Given problem: Scan the data below for the string "background". Show every line where it turns up.

Input:
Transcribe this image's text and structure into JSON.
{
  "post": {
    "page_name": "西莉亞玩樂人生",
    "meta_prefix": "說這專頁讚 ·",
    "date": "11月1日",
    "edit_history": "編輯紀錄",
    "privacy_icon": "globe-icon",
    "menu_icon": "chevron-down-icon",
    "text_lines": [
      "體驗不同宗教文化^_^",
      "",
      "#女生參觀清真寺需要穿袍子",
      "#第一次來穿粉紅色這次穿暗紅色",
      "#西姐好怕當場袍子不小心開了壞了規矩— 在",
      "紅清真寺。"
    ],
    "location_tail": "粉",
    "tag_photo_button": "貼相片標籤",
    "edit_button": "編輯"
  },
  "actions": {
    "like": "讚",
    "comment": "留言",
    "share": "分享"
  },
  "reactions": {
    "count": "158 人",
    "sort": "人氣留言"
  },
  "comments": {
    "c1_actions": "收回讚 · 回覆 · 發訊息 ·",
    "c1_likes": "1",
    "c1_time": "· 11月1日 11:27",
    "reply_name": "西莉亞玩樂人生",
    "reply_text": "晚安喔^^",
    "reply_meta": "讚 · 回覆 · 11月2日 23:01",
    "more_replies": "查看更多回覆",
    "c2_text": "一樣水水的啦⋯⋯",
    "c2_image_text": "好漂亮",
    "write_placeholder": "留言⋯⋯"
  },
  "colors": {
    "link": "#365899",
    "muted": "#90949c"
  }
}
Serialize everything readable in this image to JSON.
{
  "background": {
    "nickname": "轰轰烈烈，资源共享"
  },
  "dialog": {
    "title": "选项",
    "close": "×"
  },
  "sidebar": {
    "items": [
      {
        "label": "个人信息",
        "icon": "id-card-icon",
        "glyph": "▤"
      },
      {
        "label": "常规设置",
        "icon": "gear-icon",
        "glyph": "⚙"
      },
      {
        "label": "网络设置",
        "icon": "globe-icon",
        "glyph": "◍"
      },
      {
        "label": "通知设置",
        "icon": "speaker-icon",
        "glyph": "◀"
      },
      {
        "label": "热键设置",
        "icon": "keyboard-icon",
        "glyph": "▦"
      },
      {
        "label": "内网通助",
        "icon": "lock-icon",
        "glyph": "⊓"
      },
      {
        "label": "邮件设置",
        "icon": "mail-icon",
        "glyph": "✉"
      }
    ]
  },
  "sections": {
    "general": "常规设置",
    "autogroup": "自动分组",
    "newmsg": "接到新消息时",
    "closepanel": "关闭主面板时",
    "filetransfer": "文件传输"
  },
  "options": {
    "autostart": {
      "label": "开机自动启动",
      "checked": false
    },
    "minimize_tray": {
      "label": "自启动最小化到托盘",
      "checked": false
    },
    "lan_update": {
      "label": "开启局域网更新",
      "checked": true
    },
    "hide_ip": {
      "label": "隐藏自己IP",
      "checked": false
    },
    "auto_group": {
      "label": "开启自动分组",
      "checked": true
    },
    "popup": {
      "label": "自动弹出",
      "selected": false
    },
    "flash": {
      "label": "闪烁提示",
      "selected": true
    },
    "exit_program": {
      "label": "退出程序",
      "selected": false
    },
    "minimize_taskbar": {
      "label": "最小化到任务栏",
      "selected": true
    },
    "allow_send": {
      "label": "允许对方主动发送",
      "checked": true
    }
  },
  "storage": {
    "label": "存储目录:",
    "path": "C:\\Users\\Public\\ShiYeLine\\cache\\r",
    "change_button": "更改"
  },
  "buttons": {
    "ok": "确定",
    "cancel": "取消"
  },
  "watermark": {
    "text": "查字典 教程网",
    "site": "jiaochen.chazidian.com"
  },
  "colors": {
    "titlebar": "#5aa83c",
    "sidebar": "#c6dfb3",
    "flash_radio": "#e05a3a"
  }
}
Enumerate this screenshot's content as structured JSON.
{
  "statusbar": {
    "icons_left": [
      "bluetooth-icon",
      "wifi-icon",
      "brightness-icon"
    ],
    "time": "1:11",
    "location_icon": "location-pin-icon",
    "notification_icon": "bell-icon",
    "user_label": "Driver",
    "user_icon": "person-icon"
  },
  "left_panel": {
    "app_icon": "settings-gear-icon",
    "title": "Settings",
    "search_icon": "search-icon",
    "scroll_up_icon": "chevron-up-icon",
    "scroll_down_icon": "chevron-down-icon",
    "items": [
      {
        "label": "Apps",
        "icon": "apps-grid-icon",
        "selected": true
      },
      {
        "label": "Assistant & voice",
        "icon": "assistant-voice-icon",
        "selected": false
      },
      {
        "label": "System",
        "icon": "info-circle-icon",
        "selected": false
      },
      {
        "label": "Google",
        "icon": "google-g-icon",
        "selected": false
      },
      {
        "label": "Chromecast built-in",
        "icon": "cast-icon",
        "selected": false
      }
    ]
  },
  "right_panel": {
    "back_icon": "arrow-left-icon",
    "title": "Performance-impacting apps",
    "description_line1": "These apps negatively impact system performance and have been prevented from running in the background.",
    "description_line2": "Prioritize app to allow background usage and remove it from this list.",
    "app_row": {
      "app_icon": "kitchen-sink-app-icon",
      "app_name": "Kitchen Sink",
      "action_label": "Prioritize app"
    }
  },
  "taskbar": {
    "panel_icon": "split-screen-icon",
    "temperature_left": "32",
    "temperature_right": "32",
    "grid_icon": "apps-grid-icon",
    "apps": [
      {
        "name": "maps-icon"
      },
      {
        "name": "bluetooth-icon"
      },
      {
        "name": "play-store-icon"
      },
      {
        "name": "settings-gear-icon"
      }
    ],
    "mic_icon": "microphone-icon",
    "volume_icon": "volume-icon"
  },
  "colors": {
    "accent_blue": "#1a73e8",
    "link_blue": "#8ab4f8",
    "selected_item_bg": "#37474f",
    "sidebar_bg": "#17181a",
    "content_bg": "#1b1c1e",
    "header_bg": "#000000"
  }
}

Problem solution:
  "background": {
    "description_line1": "These apps negatively impact system performance and have been prevented from running in the background.",
    "description_line2": "Prioritize app to allow background usage and remove it from this list.",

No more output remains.